# Dataset records:

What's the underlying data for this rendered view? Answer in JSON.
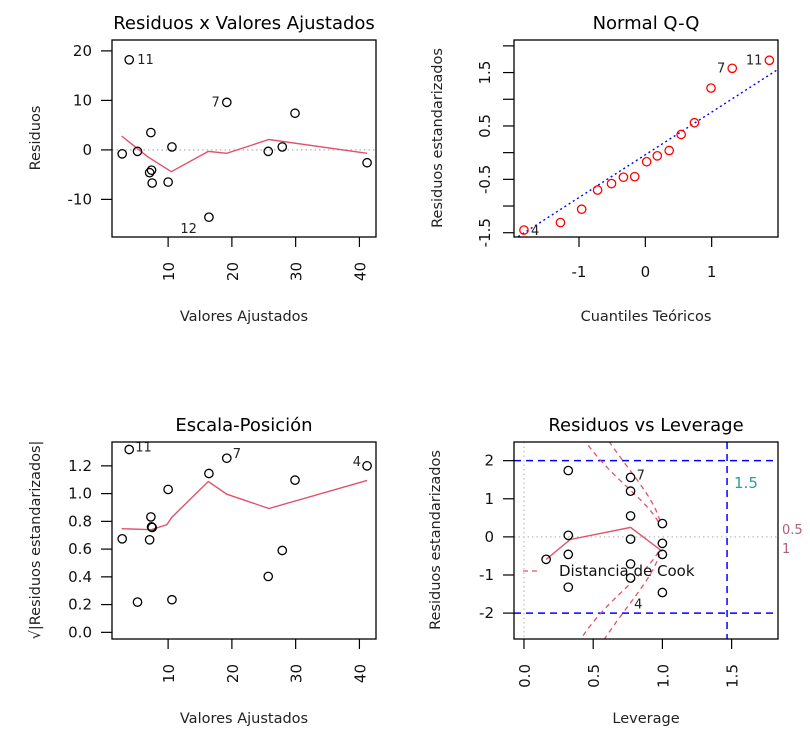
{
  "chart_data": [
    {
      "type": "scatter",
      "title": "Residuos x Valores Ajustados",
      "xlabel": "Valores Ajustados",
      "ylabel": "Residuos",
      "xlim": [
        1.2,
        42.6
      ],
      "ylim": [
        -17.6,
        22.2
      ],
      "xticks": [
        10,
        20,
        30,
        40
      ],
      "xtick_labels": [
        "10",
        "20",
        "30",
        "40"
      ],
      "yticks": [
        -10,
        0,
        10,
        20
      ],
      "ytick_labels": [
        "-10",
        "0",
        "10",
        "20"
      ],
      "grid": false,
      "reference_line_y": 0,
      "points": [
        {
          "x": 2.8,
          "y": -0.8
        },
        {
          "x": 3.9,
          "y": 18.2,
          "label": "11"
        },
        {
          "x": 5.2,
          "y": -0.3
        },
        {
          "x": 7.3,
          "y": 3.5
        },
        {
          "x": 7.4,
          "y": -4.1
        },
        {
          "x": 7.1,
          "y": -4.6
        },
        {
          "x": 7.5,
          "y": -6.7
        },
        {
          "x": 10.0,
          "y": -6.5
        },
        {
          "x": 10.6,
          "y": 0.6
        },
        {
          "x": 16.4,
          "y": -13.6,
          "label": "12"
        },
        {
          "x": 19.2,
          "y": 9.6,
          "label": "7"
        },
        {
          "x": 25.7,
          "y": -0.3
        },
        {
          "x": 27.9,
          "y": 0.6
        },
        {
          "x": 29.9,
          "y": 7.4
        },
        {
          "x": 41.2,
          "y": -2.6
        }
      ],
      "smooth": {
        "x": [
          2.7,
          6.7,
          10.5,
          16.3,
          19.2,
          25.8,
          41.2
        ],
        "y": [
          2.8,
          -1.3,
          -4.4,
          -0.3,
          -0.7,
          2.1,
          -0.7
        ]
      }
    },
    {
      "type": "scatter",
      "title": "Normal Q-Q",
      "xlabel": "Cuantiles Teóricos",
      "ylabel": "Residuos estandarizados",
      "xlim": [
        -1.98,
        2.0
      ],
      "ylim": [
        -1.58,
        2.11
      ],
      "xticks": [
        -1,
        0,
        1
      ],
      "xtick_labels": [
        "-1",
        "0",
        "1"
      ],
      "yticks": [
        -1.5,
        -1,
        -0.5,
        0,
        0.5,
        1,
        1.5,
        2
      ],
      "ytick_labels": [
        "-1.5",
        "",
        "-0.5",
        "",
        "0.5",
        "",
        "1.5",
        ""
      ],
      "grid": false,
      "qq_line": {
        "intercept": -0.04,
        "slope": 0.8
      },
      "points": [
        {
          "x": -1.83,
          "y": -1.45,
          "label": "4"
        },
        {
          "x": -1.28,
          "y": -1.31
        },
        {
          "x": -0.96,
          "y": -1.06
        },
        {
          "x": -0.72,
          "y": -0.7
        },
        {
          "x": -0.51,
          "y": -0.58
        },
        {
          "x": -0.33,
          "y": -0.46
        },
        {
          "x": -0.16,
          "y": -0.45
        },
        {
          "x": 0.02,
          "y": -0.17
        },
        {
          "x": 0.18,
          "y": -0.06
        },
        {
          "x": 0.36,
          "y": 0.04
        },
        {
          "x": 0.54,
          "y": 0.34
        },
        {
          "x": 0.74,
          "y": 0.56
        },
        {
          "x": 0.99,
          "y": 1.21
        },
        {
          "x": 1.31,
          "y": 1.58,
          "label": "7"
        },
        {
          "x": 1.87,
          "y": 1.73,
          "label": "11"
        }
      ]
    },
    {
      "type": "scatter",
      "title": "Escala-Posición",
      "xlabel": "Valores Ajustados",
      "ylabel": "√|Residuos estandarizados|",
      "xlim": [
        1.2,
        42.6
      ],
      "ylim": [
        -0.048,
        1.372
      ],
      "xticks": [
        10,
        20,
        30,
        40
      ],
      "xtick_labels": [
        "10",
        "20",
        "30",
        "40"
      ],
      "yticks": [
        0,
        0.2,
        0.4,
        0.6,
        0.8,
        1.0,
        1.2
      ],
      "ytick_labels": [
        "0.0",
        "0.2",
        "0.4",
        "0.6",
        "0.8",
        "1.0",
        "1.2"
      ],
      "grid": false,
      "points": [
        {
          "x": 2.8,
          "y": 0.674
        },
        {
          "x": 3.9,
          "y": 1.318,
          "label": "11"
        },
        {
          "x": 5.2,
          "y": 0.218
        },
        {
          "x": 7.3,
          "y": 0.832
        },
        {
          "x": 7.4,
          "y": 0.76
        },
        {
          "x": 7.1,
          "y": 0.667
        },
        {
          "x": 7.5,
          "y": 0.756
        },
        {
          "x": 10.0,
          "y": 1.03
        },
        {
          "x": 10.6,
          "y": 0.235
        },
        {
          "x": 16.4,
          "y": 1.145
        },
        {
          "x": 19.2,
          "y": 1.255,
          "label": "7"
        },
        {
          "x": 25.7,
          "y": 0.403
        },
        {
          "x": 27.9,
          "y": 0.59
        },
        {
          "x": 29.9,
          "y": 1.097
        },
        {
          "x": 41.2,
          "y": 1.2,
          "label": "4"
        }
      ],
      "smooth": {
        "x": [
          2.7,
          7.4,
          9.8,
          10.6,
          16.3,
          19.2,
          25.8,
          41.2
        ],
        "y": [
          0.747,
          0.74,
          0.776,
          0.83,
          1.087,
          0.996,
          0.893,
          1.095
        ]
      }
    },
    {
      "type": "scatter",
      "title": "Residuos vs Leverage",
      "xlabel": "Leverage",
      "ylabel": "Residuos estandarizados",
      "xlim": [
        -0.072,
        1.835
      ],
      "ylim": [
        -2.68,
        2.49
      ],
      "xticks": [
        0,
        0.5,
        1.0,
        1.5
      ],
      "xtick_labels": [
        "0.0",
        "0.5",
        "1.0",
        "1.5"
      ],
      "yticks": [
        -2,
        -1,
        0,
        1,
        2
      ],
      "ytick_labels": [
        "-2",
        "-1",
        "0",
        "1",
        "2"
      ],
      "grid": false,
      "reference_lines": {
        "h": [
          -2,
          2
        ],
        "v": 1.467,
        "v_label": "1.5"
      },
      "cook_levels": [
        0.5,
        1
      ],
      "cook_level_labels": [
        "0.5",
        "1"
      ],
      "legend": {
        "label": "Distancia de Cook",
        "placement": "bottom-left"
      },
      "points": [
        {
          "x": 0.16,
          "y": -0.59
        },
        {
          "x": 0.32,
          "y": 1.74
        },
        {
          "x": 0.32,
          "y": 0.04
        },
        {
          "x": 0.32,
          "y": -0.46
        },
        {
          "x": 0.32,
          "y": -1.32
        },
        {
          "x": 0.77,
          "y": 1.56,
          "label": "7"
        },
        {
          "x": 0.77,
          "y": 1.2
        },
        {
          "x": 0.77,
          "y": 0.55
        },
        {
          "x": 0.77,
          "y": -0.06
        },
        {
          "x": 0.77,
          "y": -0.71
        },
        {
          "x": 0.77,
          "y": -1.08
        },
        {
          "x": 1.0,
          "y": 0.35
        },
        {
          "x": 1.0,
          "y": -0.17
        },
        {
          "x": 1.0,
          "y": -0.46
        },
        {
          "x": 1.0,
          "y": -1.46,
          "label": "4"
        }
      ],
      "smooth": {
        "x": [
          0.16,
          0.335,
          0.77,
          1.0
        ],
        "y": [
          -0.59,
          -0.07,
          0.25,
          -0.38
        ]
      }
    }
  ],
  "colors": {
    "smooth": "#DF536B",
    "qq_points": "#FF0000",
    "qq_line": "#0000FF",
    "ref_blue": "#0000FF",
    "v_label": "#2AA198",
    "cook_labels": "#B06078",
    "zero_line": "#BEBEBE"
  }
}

# Set exercise:
Reproduce each record above by retyping it exactly; omit all images.

# Written answer:
What's the underlying data for this rendered view? Answer in JSON.
{
  "chart_data": [
    {
      "type": "scatter",
      "title": "Residuos x Valores Ajustados",
      "xlabel": "Valores Ajustados",
      "ylabel": "Residuos",
      "xlim": [
        1.2,
        42.6
      ],
      "ylim": [
        -17.6,
        22.2
      ],
      "xticks": [
        10,
        20,
        30,
        40
      ],
      "xtick_labels": [
        "10",
        "20",
        "30",
        "40"
      ],
      "yticks": [
        -10,
        0,
        10,
        20
      ],
      "ytick_labels": [
        "-10",
        "0",
        "10",
        "20"
      ],
      "grid": false,
      "reference_line_y": 0,
      "points": [
        {
          "x": 2.8,
          "y": -0.8
        },
        {
          "x": 3.9,
          "y": 18.2,
          "label": "11"
        },
        {
          "x": 5.2,
          "y": -0.3
        },
        {
          "x": 7.3,
          "y": 3.5
        },
        {
          "x": 7.4,
          "y": -4.1
        },
        {
          "x": 7.1,
          "y": -4.6
        },
        {
          "x": 7.5,
          "y": -6.7
        },
        {
          "x": 10.0,
          "y": -6.5
        },
        {
          "x": 10.6,
          "y": 0.6
        },
        {
          "x": 16.4,
          "y": -13.6,
          "label": "12"
        },
        {
          "x": 19.2,
          "y": 9.6,
          "label": "7"
        },
        {
          "x": 25.7,
          "y": -0.3
        },
        {
          "x": 27.9,
          "y": 0.6
        },
        {
          "x": 29.9,
          "y": 7.4
        },
        {
          "x": 41.2,
          "y": -2.6
        }
      ],
      "smooth": {
        "x": [
          2.7,
          6.7,
          10.5,
          16.3,
          19.2,
          25.8,
          41.2
        ],
        "y": [
          2.8,
          -1.3,
          -4.4,
          -0.3,
          -0.7,
          2.1,
          -0.7
        ]
      }
    },
    {
      "type": "scatter",
      "title": "Normal Q-Q",
      "xlabel": "Cuantiles Teóricos",
      "ylabel": "Residuos estandarizados",
      "xlim": [
        -1.98,
        2.0
      ],
      "ylim": [
        -1.58,
        2.11
      ],
      "xticks": [
        -1,
        0,
        1
      ],
      "xtick_labels": [
        "-1",
        "0",
        "1"
      ],
      "yticks": [
        -1.5,
        -1,
        -0.5,
        0,
        0.5,
        1,
        1.5,
        2
      ],
      "ytick_labels": [
        "-1.5",
        "",
        "-0.5",
        "",
        "0.5",
        "",
        "1.5",
        ""
      ],
      "grid": false,
      "qq_line": {
        "intercept": -0.04,
        "slope": 0.8
      },
      "points": [
        {
          "x": -1.83,
          "y": -1.45,
          "label": "4"
        },
        {
          "x": -1.28,
          "y": -1.31
        },
        {
          "x": -0.96,
          "y": -1.06
        },
        {
          "x": -0.72,
          "y": -0.7
        },
        {
          "x": -0.51,
          "y": -0.58
        },
        {
          "x": -0.33,
          "y": -0.46
        },
        {
          "x": -0.16,
          "y": -0.45
        },
        {
          "x": 0.02,
          "y": -0.17
        },
        {
          "x": 0.18,
          "y": -0.06
        },
        {
          "x": 0.36,
          "y": 0.04
        },
        {
          "x": 0.54,
          "y": 0.34
        },
        {
          "x": 0.74,
          "y": 0.56
        },
        {
          "x": 0.99,
          "y": 1.21
        },
        {
          "x": 1.31,
          "y": 1.58,
          "label": "7"
        },
        {
          "x": 1.87,
          "y": 1.73,
          "label": "11"
        }
      ]
    },
    {
      "type": "scatter",
      "title": "Escala-Posición",
      "xlabel": "Valores Ajustados",
      "ylabel": "√|Residuos estandarizados|",
      "xlim": [
        1.2,
        42.6
      ],
      "ylim": [
        -0.048,
        1.372
      ],
      "xticks": [
        10,
        20,
        30,
        40
      ],
      "xtick_labels": [
        "10",
        "20",
        "30",
        "40"
      ],
      "yticks": [
        0,
        0.2,
        0.4,
        0.6,
        0.8,
        1.0,
        1.2
      ],
      "ytick_labels": [
        "0.0",
        "0.2",
        "0.4",
        "0.6",
        "0.8",
        "1.0",
        "1.2"
      ],
      "grid": false,
      "points": [
        {
          "x": 2.8,
          "y": 0.674
        },
        {
          "x": 3.9,
          "y": 1.318,
          "label": "11"
        },
        {
          "x": 5.2,
          "y": 0.218
        },
        {
          "x": 7.3,
          "y": 0.832
        },
        {
          "x": 7.4,
          "y": 0.76
        },
        {
          "x": 7.1,
          "y": 0.667
        },
        {
          "x": 7.5,
          "y": 0.756
        },
        {
          "x": 10.0,
          "y": 1.03
        },
        {
          "x": 10.6,
          "y": 0.235
        },
        {
          "x": 16.4,
          "y": 1.145
        },
        {
          "x": 19.2,
          "y": 1.255,
          "label": "7"
        },
        {
          "x": 25.7,
          "y": 0.403
        },
        {
          "x": 27.9,
          "y": 0.59
        },
        {
          "x": 29.9,
          "y": 1.097
        },
        {
          "x": 41.2,
          "y": 1.2,
          "label": "4"
        }
      ],
      "smooth": {
        "x": [
          2.7,
          7.4,
          9.8,
          10.6,
          16.3,
          19.2,
          25.8,
          41.2
        ],
        "y": [
          0.747,
          0.74,
          0.776,
          0.83,
          1.087,
          0.996,
          0.893,
          1.095
        ]
      }
    },
    {
      "type": "scatter",
      "title": "Residuos vs Leverage",
      "xlabel": "Leverage",
      "ylabel": "Residuos estandarizados",
      "xlim": [
        -0.072,
        1.835
      ],
      "ylim": [
        -2.68,
        2.49
      ],
      "xticks": [
        0,
        0.5,
        1.0,
        1.5
      ],
      "xtick_labels": [
        "0.0",
        "0.5",
        "1.0",
        "1.5"
      ],
      "yticks": [
        -2,
        -1,
        0,
        1,
        2
      ],
      "ytick_labels": [
        "-2",
        "-1",
        "0",
        "1",
        "2"
      ],
      "grid": false,
      "reference_lines": {
        "h": [
          -2,
          2
        ],
        "v": 1.467,
        "v_label": "1.5"
      },
      "cook_levels": [
        0.5,
        1
      ],
      "cook_level_labels": [
        "0.5",
        "1"
      ],
      "legend": {
        "label": "Distancia de Cook",
        "placement": "bottom-left"
      },
      "points": [
        {
          "x": 0.16,
          "y": -0.59
        },
        {
          "x": 0.32,
          "y": 1.74
        },
        {
          "x": 0.32,
          "y": 0.04
        },
        {
          "x": 0.32,
          "y": -0.46
        },
        {
          "x": 0.32,
          "y": -1.32
        },
        {
          "x": 0.77,
          "y": 1.56,
          "label": "7"
        },
        {
          "x": 0.77,
          "y": 1.2
        },
        {
          "x": 0.77,
          "y": 0.55
        },
        {
          "x": 0.77,
          "y": -0.06
        },
        {
          "x": 0.77,
          "y": -0.71
        },
        {
          "x": 0.77,
          "y": -1.08
        },
        {
          "x": 1.0,
          "y": 0.35
        },
        {
          "x": 1.0,
          "y": -0.17
        },
        {
          "x": 1.0,
          "y": -0.46
        },
        {
          "x": 1.0,
          "y": -1.46,
          "label": "4"
        }
      ],
      "smooth": {
        "x": [
          0.16,
          0.335,
          0.77,
          1.0
        ],
        "y": [
          -0.59,
          -0.07,
          0.25,
          -0.38
        ]
      }
    }
  ],
  "colors": {
    "smooth": "#DF536B",
    "qq_points": "#FF0000",
    "qq_line": "#0000FF",
    "ref_blue": "#0000FF",
    "v_label": "#2AA198",
    "cook_labels": "#B06078",
    "zero_line": "#BEBEBE"
  }
}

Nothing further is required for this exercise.